— Set problem —
Pictures stay out; everything else in the records below is copied exactly.

— Given records —
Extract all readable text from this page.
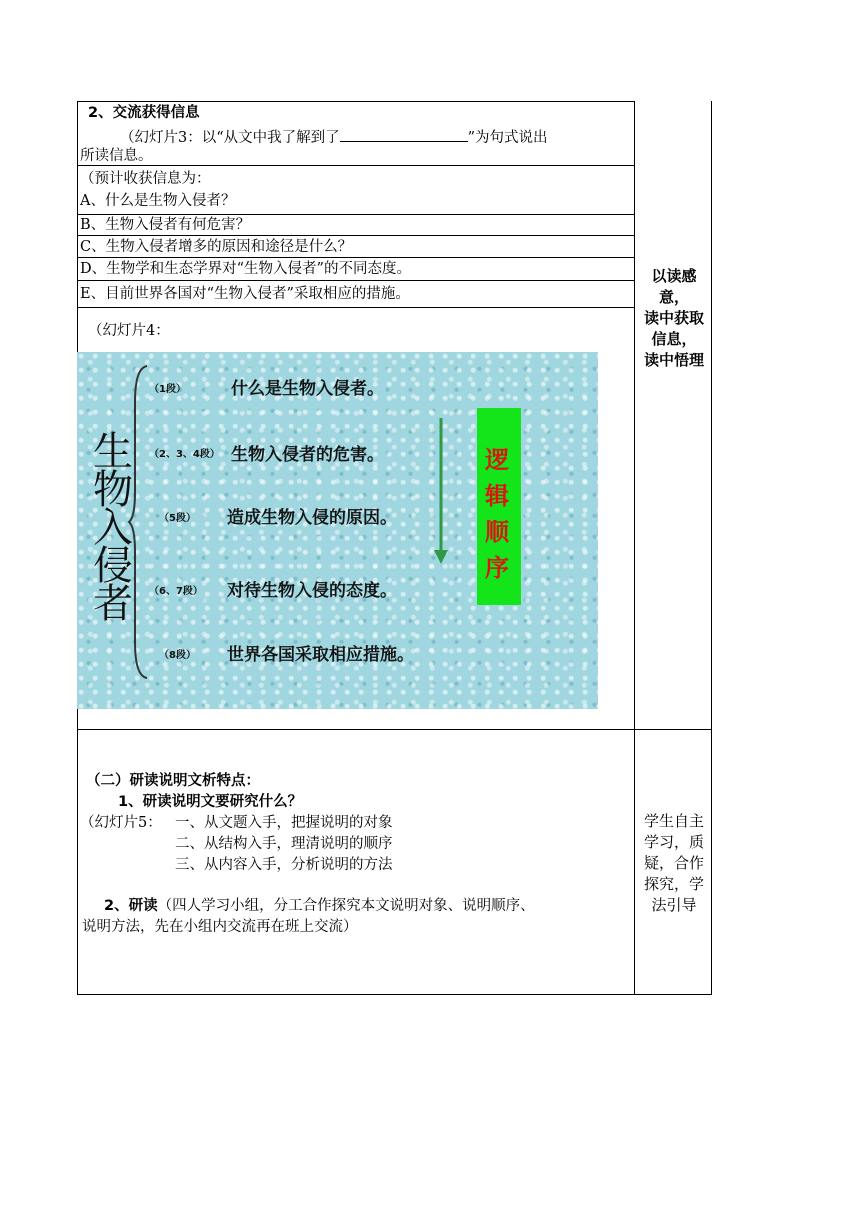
2、交流获得信息
（幻灯片3：以“从文中我了解到了	”为句式说出
所读信息。
（预计收获信息为：
A、什么是生物入侵者？
B、生物入侵者有何危害？
C、生物入侵者增多的原因和途径是什么？
D、生物学和生态学界对“生物入侵者”的不同态度。
E、目前世界各国对“生物入侵者”采取相应的措施。
（幻灯片4：
生
物
入
侵
者
（1段）	什么是生物入侵者。
（2、3、4段） 生物入侵者的危害。
（5段） 造成生物入侵的原因。
（6、7段） 对待生物入侵的态度。
（8段） 世界各国采取相应措施。
逻
辑
顺
序
以读感
意，
读中获取
信息，
读中悟理
（二）研读说明文析特点：
1、研读说明文要研究什么？
（幻灯片5： 一、从文题入手，把握说明的对象
二、从结构入手，理清说明的顺序
三、从内容入手，分析说明的方法
2、研读（四人学习小组，分工合作探究本文说明对象、说明顺序、
说明方法，先在小组内交流再在班上交流）
学生自主
学习，质
疑，合作
探究，学
法引导
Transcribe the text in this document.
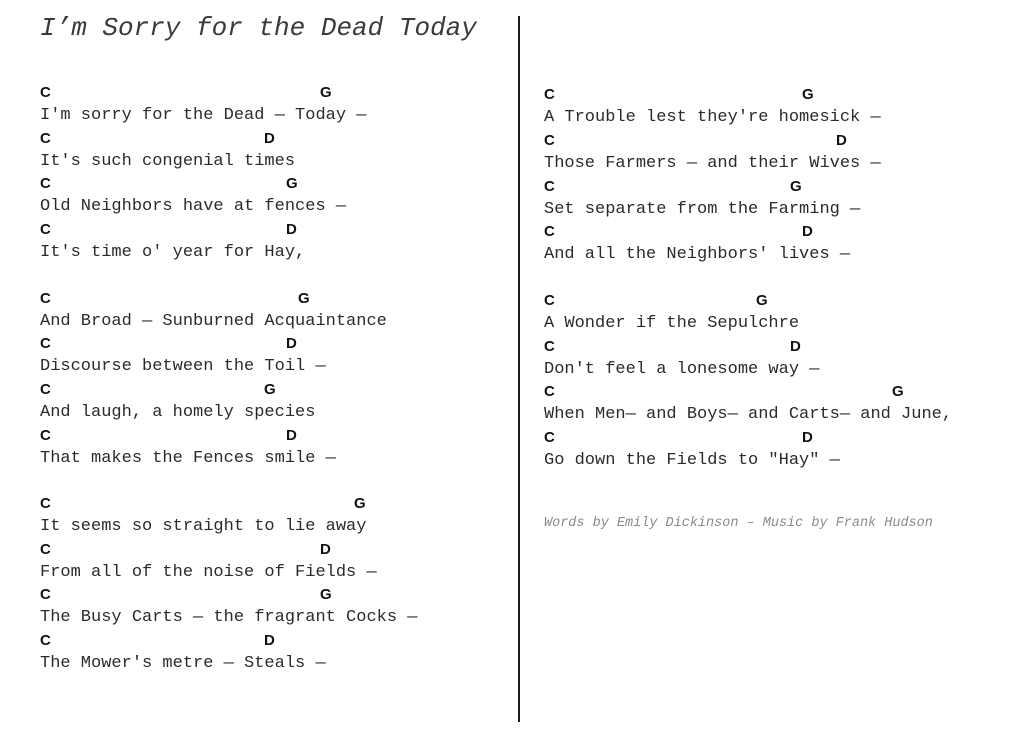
I’m Sorry for the Dead Today

C

	G

I'm sorry for the Dead — Today —

C

	D

It's such congenial times

C

	G

Old Neighbors have at fences —

C

	D

It's time o' year for Hay,

C

	G

And Broad — Sunburned Acquaintance

C

	D

Discourse between the Toil —

C

	G

And laugh, a homely species

C

	D

That makes the Fences smile —

C

	G

It seems so straight to lie away

C

	D

From all of the noise of Fields —

C

	G

The Busy Carts — the fragrant Cocks —

C

	D

The Mower's metre — Steals —

C

	G

A Trouble lest they're homesick —

C

	D

Those Farmers — and their Wives —

C

	G

Set separate from the Farming —

C

	D

And all the Neighbors' lives —

C

	G

A Wonder if the Sepulchre

C

	D

Don't feel a lonesome way —

C

	G

When Men— and Boys— and Carts— and June,

C

	D

Go down the Fields to "Hay" —

Words by Emily Dickinson – Music by Frank Hudson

— Exercise result —
Extract all readable text from this page.
2、交流获得信息
（幻灯片3：以“从文中我了解到了	”为句式说出
所读信息。
（预计收获信息为：
A、什么是生物入侵者？
B、生物入侵者有何危害？
C、生物入侵者增多的原因和途径是什么？
D、生物学和生态学界对“生物入侵者”的不同态度。
E、目前世界各国对“生物入侵者”采取相应的措施。
（幻灯片4：
生
物
入
侵
者
（1段）	什么是生物入侵者。
（2、3、4段） 生物入侵者的危害。
（5段） 造成生物入侵的原因。
（6、7段） 对待生物入侵的态度。
（8段） 世界各国采取相应措施。
逻
辑
顺
序
以读感
意，
读中获取
信息，
读中悟理
（二）研读说明文析特点：
1、研读说明文要研究什么？
（幻灯片5： 一、从文题入手，把握说明的对象
二、从结构入手，理清说明的顺序
三、从内容入手，分析说明的方法
2、研读（四人学习小组，分工合作探究本文说明对象、说明顺序、
说明方法，先在小组内交流再在班上交流）
学生自主
学习，质
疑，合作
探究，学
法引导
Transcribe the text in this document.
I’m Sorry for the Dead Today

C

	G

I'm sorry for the Dead — Today —

C

	D

It's such congenial times

C

	G

Old Neighbors have at fences —

C

	D

It's time o' year for Hay,

C

	G

And Broad — Sunburned Acquaintance

C

	D

Discourse between the Toil —

C

	G

And laugh, a homely species

C

	D

That makes the Fences smile —

C

	G

It seems so straight to lie away

C

	D

From all of the noise of Fields —

C

	G

The Busy Carts — the fragrant Cocks —

C

	D

The Mower's metre — Steals —

C

	G

A Trouble lest they're homesick —

C

	D

Those Farmers — and their Wives —

C

	G

Set separate from the Farming —

C

	D

And all the Neighbors' lives —

C

	G

A Wonder if the Sepulchre

C

	D

Don't feel a lonesome way —

C

	G

When Men— and Boys— and Carts— and June,

C

	D

Go down the Fields to "Hay" —

Words by Emily Dickinson – Music by Frank Hudson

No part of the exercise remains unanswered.